Direction:
Can you pull out each line of the data below that includes the word "text"?

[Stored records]
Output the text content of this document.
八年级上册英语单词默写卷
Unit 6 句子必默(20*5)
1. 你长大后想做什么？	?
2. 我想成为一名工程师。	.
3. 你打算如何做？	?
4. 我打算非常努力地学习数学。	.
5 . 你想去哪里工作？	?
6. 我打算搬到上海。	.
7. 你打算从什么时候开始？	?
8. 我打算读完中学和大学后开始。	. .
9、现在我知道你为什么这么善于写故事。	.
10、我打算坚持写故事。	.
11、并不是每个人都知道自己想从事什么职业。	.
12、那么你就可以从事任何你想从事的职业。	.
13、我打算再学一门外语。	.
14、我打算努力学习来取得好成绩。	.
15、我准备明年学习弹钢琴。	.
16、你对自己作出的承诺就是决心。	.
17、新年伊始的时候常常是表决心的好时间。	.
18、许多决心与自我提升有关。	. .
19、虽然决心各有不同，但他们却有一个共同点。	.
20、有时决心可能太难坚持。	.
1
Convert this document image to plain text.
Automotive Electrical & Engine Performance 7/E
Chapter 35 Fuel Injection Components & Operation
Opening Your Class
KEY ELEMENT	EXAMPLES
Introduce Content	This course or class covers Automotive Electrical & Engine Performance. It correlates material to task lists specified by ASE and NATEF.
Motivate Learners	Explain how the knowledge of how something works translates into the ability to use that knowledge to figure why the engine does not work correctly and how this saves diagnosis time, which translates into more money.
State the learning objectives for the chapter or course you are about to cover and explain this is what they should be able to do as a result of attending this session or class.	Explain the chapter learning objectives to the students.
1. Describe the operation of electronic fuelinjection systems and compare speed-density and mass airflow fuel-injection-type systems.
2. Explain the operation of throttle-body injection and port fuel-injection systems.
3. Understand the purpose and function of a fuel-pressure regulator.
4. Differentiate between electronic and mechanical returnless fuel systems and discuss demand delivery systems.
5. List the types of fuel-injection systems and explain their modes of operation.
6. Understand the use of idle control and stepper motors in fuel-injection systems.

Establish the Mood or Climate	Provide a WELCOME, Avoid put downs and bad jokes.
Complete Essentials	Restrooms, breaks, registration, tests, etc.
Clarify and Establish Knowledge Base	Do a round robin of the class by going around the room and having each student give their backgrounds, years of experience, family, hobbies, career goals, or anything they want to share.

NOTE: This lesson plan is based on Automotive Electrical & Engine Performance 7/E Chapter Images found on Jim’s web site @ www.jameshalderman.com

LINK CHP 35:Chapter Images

Task response:
Output the text content of this document.
Convert this document image to plain text.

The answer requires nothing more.